>>>

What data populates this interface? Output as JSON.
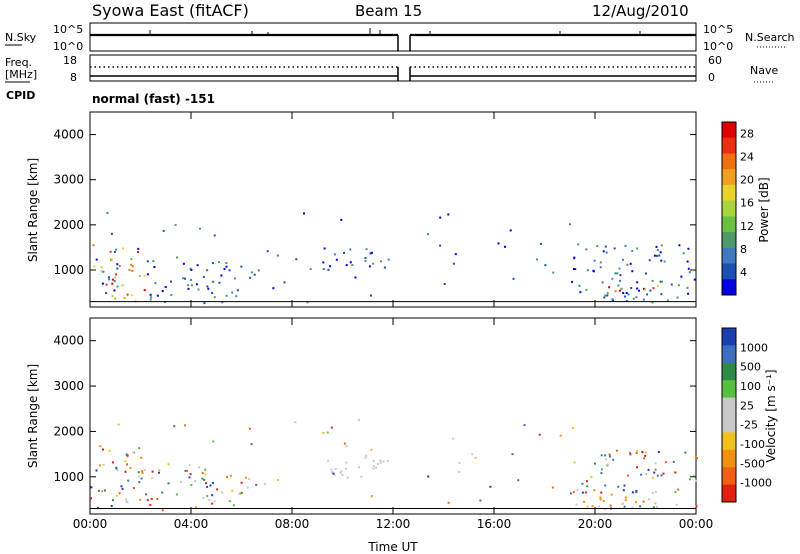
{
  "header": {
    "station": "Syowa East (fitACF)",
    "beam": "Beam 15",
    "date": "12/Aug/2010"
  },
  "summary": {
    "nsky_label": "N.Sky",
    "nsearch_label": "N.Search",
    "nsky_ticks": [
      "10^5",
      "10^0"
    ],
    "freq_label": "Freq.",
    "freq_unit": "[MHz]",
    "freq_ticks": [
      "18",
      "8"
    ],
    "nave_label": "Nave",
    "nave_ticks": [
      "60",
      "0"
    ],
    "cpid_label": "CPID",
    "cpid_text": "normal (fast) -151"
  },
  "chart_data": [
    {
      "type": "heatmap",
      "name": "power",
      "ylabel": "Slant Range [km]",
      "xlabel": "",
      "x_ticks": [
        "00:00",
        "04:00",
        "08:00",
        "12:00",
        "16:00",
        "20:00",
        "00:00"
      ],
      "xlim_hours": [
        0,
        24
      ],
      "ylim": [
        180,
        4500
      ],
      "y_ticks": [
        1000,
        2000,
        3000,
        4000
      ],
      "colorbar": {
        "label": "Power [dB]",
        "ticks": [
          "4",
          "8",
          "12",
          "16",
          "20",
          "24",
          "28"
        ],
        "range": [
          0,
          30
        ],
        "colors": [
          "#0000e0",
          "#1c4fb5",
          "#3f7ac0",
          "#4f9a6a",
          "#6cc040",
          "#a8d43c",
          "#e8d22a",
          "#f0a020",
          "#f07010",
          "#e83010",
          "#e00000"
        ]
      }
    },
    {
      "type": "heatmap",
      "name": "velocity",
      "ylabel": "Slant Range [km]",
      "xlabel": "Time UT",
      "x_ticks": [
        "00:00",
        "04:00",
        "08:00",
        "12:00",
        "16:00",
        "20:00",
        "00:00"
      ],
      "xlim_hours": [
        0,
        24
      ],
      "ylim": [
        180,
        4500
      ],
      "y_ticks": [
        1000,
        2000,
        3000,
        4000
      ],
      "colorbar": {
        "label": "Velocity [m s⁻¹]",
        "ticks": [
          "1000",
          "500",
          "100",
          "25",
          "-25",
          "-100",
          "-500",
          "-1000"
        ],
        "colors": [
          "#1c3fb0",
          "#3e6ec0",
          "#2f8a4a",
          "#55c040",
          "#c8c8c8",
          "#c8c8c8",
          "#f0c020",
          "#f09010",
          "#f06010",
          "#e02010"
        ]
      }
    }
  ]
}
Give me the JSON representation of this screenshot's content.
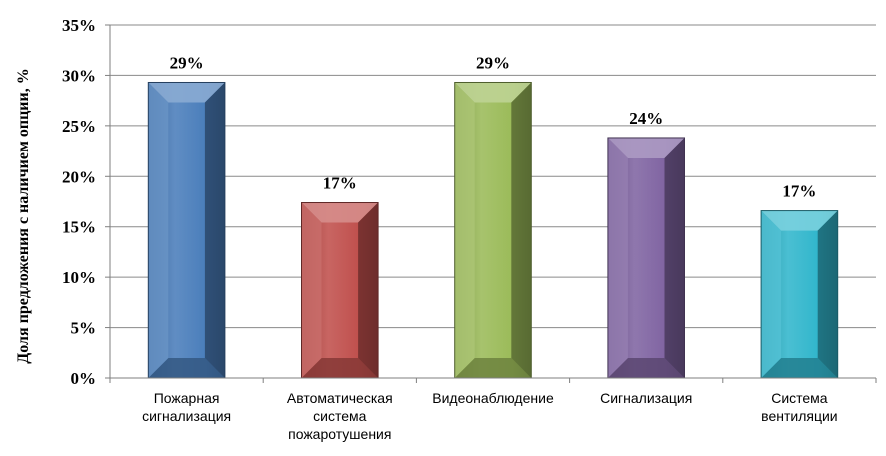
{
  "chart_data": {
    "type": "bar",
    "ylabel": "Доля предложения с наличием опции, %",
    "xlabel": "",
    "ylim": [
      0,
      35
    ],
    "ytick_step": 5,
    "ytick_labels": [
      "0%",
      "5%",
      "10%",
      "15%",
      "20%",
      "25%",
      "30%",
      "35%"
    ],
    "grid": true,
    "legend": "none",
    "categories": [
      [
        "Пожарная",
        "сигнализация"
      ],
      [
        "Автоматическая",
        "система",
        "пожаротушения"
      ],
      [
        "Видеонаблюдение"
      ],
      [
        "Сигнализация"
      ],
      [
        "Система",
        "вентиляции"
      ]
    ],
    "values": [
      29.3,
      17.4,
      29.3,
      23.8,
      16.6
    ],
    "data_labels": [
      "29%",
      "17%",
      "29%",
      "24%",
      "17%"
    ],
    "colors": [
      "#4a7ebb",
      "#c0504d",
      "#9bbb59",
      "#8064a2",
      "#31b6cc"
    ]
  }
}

<<<

WRITTEN REQUEST: Copy all the entries word for word. Omit any pictures.

SOLVED EXERCISE:
What data populates this interface? Output as JSON.
{
  "header": {
    "station": "Syowa East (fitACF)",
    "beam": "Beam 15",
    "date": "12/Aug/2010"
  },
  "summary": {
    "nsky_label": "N.Sky",
    "nsearch_label": "N.Search",
    "nsky_ticks": [
      "10^5",
      "10^0"
    ],
    "freq_label": "Freq.",
    "freq_unit": "[MHz]",
    "freq_ticks": [
      "18",
      "8"
    ],
    "nave_label": "Nave",
    "nave_ticks": [
      "60",
      "0"
    ],
    "cpid_label": "CPID",
    "cpid_text": "normal (fast) -151"
  },
  "chart_data": [
    {
      "type": "heatmap",
      "name": "power",
      "ylabel": "Slant Range [km]",
      "xlabel": "",
      "x_ticks": [
        "00:00",
        "04:00",
        "08:00",
        "12:00",
        "16:00",
        "20:00",
        "00:00"
      ],
      "xlim_hours": [
        0,
        24
      ],
      "ylim": [
        180,
        4500
      ],
      "y_ticks": [
        1000,
        2000,
        3000,
        4000
      ],
      "colorbar": {
        "label": "Power [dB]",
        "ticks": [
          "4",
          "8",
          "12",
          "16",
          "20",
          "24",
          "28"
        ],
        "range": [
          0,
          30
        ],
        "colors": [
          "#0000e0",
          "#1c4fb5",
          "#3f7ac0",
          "#4f9a6a",
          "#6cc040",
          "#a8d43c",
          "#e8d22a",
          "#f0a020",
          "#f07010",
          "#e83010",
          "#e00000"
        ]
      }
    },
    {
      "type": "heatmap",
      "name": "velocity",
      "ylabel": "Slant Range [km]",
      "xlabel": "Time UT",
      "x_ticks": [
        "00:00",
        "04:00",
        "08:00",
        "12:00",
        "16:00",
        "20:00",
        "00:00"
      ],
      "xlim_hours": [
        0,
        24
      ],
      "ylim": [
        180,
        4500
      ],
      "y_ticks": [
        1000,
        2000,
        3000,
        4000
      ],
      "colorbar": {
        "label": "Velocity [m s⁻¹]",
        "ticks": [
          "1000",
          "500",
          "100",
          "25",
          "-25",
          "-100",
          "-500",
          "-1000"
        ],
        "colors": [
          "#1c3fb0",
          "#3e6ec0",
          "#2f8a4a",
          "#55c040",
          "#c8c8c8",
          "#c8c8c8",
          "#f0c020",
          "#f09010",
          "#f06010",
          "#e02010"
        ]
      }
    }
  ]
}
Give me the JSON representation of this screenshot's content.
{
  "chart_data": {
    "type": "bar",
    "ylabel": "Доля предложения с наличием опции, %",
    "xlabel": "",
    "ylim": [
      0,
      35
    ],
    "ytick_step": 5,
    "ytick_labels": [
      "0%",
      "5%",
      "10%",
      "15%",
      "20%",
      "25%",
      "30%",
      "35%"
    ],
    "grid": true,
    "legend": "none",
    "categories": [
      [
        "Пожарная",
        "сигнализация"
      ],
      [
        "Автоматическая",
        "система",
        "пожаротушения"
      ],
      [
        "Видеонаблюдение"
      ],
      [
        "Сигнализация"
      ],
      [
        "Система",
        "вентиляции"
      ]
    ],
    "values": [
      29.3,
      17.4,
      29.3,
      23.8,
      16.6
    ],
    "data_labels": [
      "29%",
      "17%",
      "29%",
      "24%",
      "17%"
    ],
    "colors": [
      "#4a7ebb",
      "#c0504d",
      "#9bbb59",
      "#8064a2",
      "#31b6cc"
    ]
  }
}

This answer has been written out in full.